## Dataset
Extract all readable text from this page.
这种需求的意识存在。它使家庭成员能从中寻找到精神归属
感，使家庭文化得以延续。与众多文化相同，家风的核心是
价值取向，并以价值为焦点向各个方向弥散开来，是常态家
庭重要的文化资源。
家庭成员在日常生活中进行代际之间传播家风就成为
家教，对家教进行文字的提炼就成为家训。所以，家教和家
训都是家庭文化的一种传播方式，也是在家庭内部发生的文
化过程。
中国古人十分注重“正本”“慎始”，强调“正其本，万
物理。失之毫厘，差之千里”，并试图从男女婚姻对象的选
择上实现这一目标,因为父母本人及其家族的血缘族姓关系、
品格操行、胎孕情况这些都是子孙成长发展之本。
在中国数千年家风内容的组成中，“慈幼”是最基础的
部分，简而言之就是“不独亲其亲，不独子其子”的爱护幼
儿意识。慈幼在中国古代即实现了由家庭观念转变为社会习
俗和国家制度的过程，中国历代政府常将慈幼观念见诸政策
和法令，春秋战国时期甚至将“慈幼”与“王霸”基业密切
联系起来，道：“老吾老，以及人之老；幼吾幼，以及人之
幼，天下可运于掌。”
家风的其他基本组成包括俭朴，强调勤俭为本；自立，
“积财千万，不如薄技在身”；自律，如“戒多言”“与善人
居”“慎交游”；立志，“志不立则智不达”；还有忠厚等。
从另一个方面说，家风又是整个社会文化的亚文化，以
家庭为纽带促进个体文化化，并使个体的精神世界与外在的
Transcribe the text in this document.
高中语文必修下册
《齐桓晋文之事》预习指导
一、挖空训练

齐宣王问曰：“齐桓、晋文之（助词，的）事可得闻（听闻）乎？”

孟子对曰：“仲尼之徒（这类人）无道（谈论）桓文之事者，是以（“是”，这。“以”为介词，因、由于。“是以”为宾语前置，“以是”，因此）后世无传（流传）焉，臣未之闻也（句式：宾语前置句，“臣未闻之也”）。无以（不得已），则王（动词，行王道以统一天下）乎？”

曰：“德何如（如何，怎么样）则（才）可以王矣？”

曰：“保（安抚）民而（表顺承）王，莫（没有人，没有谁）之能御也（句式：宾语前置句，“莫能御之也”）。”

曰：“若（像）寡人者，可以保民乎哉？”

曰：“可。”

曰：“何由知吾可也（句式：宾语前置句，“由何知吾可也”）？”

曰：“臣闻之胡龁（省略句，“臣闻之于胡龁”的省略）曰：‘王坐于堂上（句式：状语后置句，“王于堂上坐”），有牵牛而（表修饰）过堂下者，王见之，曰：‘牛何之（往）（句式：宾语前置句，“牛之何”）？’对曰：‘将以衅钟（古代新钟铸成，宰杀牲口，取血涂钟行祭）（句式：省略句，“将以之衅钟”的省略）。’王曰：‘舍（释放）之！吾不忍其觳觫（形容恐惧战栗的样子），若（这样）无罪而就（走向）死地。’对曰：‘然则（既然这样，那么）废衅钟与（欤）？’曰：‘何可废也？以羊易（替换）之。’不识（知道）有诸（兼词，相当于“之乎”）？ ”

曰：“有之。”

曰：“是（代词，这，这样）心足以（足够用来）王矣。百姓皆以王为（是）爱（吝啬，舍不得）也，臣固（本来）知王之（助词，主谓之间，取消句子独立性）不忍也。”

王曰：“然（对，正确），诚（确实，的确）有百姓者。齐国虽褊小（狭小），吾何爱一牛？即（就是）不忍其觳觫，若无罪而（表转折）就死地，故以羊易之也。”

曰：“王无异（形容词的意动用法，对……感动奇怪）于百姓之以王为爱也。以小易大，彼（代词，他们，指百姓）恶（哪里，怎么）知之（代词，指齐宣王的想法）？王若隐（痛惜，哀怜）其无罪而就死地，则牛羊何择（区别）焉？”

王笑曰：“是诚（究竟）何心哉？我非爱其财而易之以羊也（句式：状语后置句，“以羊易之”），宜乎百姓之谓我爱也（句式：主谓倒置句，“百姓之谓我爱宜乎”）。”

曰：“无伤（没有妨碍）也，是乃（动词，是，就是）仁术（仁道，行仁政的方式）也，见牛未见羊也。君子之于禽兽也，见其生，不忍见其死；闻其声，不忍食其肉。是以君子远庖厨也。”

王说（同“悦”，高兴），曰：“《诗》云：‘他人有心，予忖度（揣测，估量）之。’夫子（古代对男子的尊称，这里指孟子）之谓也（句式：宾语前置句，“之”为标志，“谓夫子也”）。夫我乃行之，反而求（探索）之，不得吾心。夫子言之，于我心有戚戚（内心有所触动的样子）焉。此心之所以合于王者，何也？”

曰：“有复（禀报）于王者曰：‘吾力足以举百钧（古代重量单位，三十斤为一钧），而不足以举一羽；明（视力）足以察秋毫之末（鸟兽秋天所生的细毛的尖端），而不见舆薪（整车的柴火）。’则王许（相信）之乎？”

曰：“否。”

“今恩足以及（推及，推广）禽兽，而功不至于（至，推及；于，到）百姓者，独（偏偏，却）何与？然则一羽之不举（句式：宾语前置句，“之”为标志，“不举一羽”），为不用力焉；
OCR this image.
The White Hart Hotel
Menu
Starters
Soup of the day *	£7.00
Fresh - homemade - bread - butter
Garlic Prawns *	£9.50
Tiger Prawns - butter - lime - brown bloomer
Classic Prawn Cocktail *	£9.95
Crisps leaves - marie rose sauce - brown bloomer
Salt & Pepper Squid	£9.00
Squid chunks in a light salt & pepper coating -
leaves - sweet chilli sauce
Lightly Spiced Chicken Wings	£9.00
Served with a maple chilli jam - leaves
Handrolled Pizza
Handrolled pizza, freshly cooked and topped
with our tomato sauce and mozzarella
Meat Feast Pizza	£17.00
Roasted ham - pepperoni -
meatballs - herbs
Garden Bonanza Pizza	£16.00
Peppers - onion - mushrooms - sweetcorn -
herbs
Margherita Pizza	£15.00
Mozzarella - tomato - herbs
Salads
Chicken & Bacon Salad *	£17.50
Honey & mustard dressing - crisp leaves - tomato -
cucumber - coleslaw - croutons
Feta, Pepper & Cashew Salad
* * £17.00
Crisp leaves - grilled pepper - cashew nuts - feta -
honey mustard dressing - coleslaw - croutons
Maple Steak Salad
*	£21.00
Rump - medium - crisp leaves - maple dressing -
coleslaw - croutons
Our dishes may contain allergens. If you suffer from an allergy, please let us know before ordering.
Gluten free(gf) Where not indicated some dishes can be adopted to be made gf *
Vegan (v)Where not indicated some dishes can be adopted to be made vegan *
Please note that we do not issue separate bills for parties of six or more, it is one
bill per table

## The request
Reproduce the records above exactly as they appear.

## Exercise output
Extract all readable text from this page.
这种需求的意识存在。它使家庭成员能从中寻找到精神归属
感，使家庭文化得以延续。与众多文化相同，家风的核心是
价值取向，并以价值为焦点向各个方向弥散开来，是常态家
庭重要的文化资源。
家庭成员在日常生活中进行代际之间传播家风就成为
家教，对家教进行文字的提炼就成为家训。所以，家教和家
训都是家庭文化的一种传播方式，也是在家庭内部发生的文
化过程。
中国古人十分注重“正本”“慎始”，强调“正其本，万
物理。失之毫厘，差之千里”，并试图从男女婚姻对象的选
择上实现这一目标,因为父母本人及其家族的血缘族姓关系、
品格操行、胎孕情况这些都是子孙成长发展之本。
在中国数千年家风内容的组成中，“慈幼”是最基础的
部分，简而言之就是“不独亲其亲，不独子其子”的爱护幼
儿意识。慈幼在中国古代即实现了由家庭观念转变为社会习
俗和国家制度的过程，中国历代政府常将慈幼观念见诸政策
和法令，春秋战国时期甚至将“慈幼”与“王霸”基业密切
联系起来，道：“老吾老，以及人之老；幼吾幼，以及人之
幼，天下可运于掌。”
家风的其他基本组成包括俭朴，强调勤俭为本；自立，
“积财千万，不如薄技在身”；自律，如“戒多言”“与善人
居”“慎交游”；立志，“志不立则智不达”；还有忠厚等。
从另一个方面说，家风又是整个社会文化的亚文化，以
家庭为纽带促进个体文化化，并使个体的精神世界与外在的
Transcribe the text in this document.
高中语文必修下册
《齐桓晋文之事》预习指导
一、挖空训练

齐宣王问曰：“齐桓、晋文之（助词，的）事可得闻（听闻）乎？”

孟子对曰：“仲尼之徒（这类人）无道（谈论）桓文之事者，是以（“是”，这。“以”为介词，因、由于。“是以”为宾语前置，“以是”，因此）后世无传（流传）焉，臣未之闻也（句式：宾语前置句，“臣未闻之也”）。无以（不得已），则王（动词，行王道以统一天下）乎？”

曰：“德何如（如何，怎么样）则（才）可以王矣？”

曰：“保（安抚）民而（表顺承）王，莫（没有人，没有谁）之能御也（句式：宾语前置句，“莫能御之也”）。”

曰：“若（像）寡人者，可以保民乎哉？”

曰：“可。”

曰：“何由知吾可也（句式：宾语前置句，“由何知吾可也”）？”

曰：“臣闻之胡龁（省略句，“臣闻之于胡龁”的省略）曰：‘王坐于堂上（句式：状语后置句，“王于堂上坐”），有牵牛而（表修饰）过堂下者，王见之，曰：‘牛何之（往）（句式：宾语前置句，“牛之何”）？’对曰：‘将以衅钟（古代新钟铸成，宰杀牲口，取血涂钟行祭）（句式：省略句，“将以之衅钟”的省略）。’王曰：‘舍（释放）之！吾不忍其觳觫（形容恐惧战栗的样子），若（这样）无罪而就（走向）死地。’对曰：‘然则（既然这样，那么）废衅钟与（欤）？’曰：‘何可废也？以羊易（替换）之。’不识（知道）有诸（兼词，相当于“之乎”）？ ”

曰：“有之。”

曰：“是（代词，这，这样）心足以（足够用来）王矣。百姓皆以王为（是）爱（吝啬，舍不得）也，臣固（本来）知王之（助词，主谓之间，取消句子独立性）不忍也。”

王曰：“然（对，正确），诚（确实，的确）有百姓者。齐国虽褊小（狭小），吾何爱一牛？即（就是）不忍其觳觫，若无罪而（表转折）就死地，故以羊易之也。”

曰：“王无异（形容词的意动用法，对……感动奇怪）于百姓之以王为爱也。以小易大，彼（代词，他们，指百姓）恶（哪里，怎么）知之（代词，指齐宣王的想法）？王若隐（痛惜，哀怜）其无罪而就死地，则牛羊何择（区别）焉？”

王笑曰：“是诚（究竟）何心哉？我非爱其财而易之以羊也（句式：状语后置句，“以羊易之”），宜乎百姓之谓我爱也（句式：主谓倒置句，“百姓之谓我爱宜乎”）。”

曰：“无伤（没有妨碍）也，是乃（动词，是，就是）仁术（仁道，行仁政的方式）也，见牛未见羊也。君子之于禽兽也，见其生，不忍见其死；闻其声，不忍食其肉。是以君子远庖厨也。”

王说（同“悦”，高兴），曰：“《诗》云：‘他人有心，予忖度（揣测，估量）之。’夫子（古代对男子的尊称，这里指孟子）之谓也（句式：宾语前置句，“之”为标志，“谓夫子也”）。夫我乃行之，反而求（探索）之，不得吾心。夫子言之，于我心有戚戚（内心有所触动的样子）焉。此心之所以合于王者，何也？”

曰：“有复（禀报）于王者曰：‘吾力足以举百钧（古代重量单位，三十斤为一钧），而不足以举一羽；明（视力）足以察秋毫之末（鸟兽秋天所生的细毛的尖端），而不见舆薪（整车的柴火）。’则王许（相信）之乎？”

曰：“否。”

“今恩足以及（推及，推广）禽兽，而功不至于（至，推及；于，到）百姓者，独（偏偏，却）何与？然则一羽之不举（句式：宾语前置句，“之”为标志，“不举一羽”），为不用力焉；
OCR this image.
The White Hart Hotel
Menu
Starters
Soup of the day *	£7.00
Fresh - homemade - bread - butter
Garlic Prawns *	£9.50
Tiger Prawns - butter - lime - brown bloomer
Classic Prawn Cocktail *	£9.95
Crisps leaves - marie rose sauce - brown bloomer
Salt & Pepper Squid	£9.00
Squid chunks in a light salt & pepper coating -
leaves - sweet chilli sauce
Lightly Spiced Chicken Wings	£9.00
Served with a maple chilli jam - leaves
Handrolled Pizza
Handrolled pizza, freshly cooked and topped
with our tomato sauce and mozzarella
Meat Feast Pizza	£17.00
Roasted ham - pepperoni -
meatballs - herbs
Garden Bonanza Pizza	£16.00
Peppers - onion - mushrooms - sweetcorn -
herbs
Margherita Pizza	£15.00
Mozzarella - tomato - herbs
Salads
Chicken & Bacon Salad *	£17.50
Honey & mustard dressing - crisp leaves - tomato -
cucumber - coleslaw - croutons
Feta, Pepper & Cashew Salad
* * £17.00
Crisp leaves - grilled pepper - cashew nuts - feta -
honey mustard dressing - coleslaw - croutons
Maple Steak Salad
*	£21.00
Rump - medium - crisp leaves - maple dressing -
coleslaw - croutons
Our dishes may contain allergens. If you suffer from an allergy, please let us know before ordering.
Gluten free(gf) Where not indicated some dishes can be adopted to be made gf *
Vegan (v)Where not indicated some dishes can be adopted to be made vegan *
Please note that we do not issue separate bills for parties of six or more, it is one
bill per table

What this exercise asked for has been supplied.